### What you are asked to do
Leave out the pictures and transcribe the rest of the records exactly.

[Stored records]
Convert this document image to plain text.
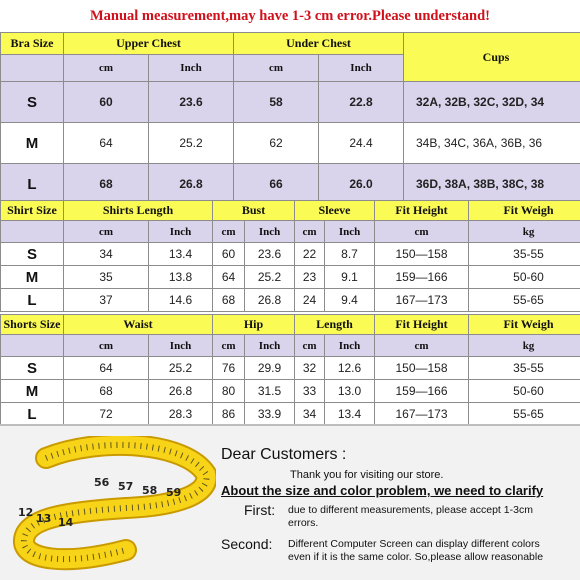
Manual measurement,may have 1-3 cm error.Please understand!
Bra Size	Upper Chest		Under Chest		Cups
	cm	Inch	cm	Inch	
S	60	23.6	58	22.8	32A, 32B, 32C, 32D, 34
M	64	25.2	62	24.4	34B, 34C, 36A, 36B, 36
L	68	26.8	66	26.0	36D, 38A, 38B, 38C, 38
Shirt Size	Shirts Length		Bust		Sleeve		Fit Height	Fit Weigh
	cm	Inch	cm	Inch	cm	Inch	cm	kg
S	34	13.4	60	23.6	22	8.7	150—158	35-55
M	35	13.8	64	25.2	23	9.1	159—166	50-60
L	37	14.6	68	26.8	24	9.4	167—173	55-65
Shorts Size	Waist		Hip		Length		Fit Height	Fit Weigh
	cm	Inch	cm	Inch	cm	Inch	cm	kg
S	64	25.2	76	29.9	32	12.6	150—158	35-55
M	68	26.8	80	31.5	33	13.0	159—166	50-60
L	72	28.3	86	33.9	34	13.4	167—173	55-65
56 57 58 59
12 13 14
Dear Customers :
Thank you for visiting our store.
About the size and color problem, we need to clarify
First: due to different measurements, please accept 1-3cm
errors.
Second: Different Computer Screen can display different colors
even if it is the same color. So,please allow reasonable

### Completed exercise
Convert this document image to plain text.
Manual measurement,may have 1-3 cm error.Please understand!
Bra Size	Upper Chest		Under Chest		Cups
	cm	Inch	cm	Inch	
S	60	23.6	58	22.8	32A, 32B, 32C, 32D, 34
M	64	25.2	62	24.4	34B, 34C, 36A, 36B, 36
L	68	26.8	66	26.0	36D, 38A, 38B, 38C, 38
Shirt Size	Shirts Length		Bust		Sleeve		Fit Height	Fit Weigh
	cm	Inch	cm	Inch	cm	Inch	cm	kg
S	34	13.4	60	23.6	22	8.7	150—158	35-55
M	35	13.8	64	25.2	23	9.1	159—166	50-60
L	37	14.6	68	26.8	24	9.4	167—173	55-65
Shorts Size	Waist		Hip		Length		Fit Height	Fit Weigh
	cm	Inch	cm	Inch	cm	Inch	cm	kg
S	64	25.2	76	29.9	32	12.6	150—158	35-55
M	68	26.8	80	31.5	33	13.0	159—166	50-60
L	72	28.3	86	33.9	34	13.4	167—173	55-65
56 57 58 59
12 13 14
Dear Customers :
Thank you for visiting our store.
About the size and color problem, we need to clarify
First: due to different measurements, please accept 1-3cm
errors.
Second: Different Computer Screen can display different colors
even if it is the same color. So,please allow reasonable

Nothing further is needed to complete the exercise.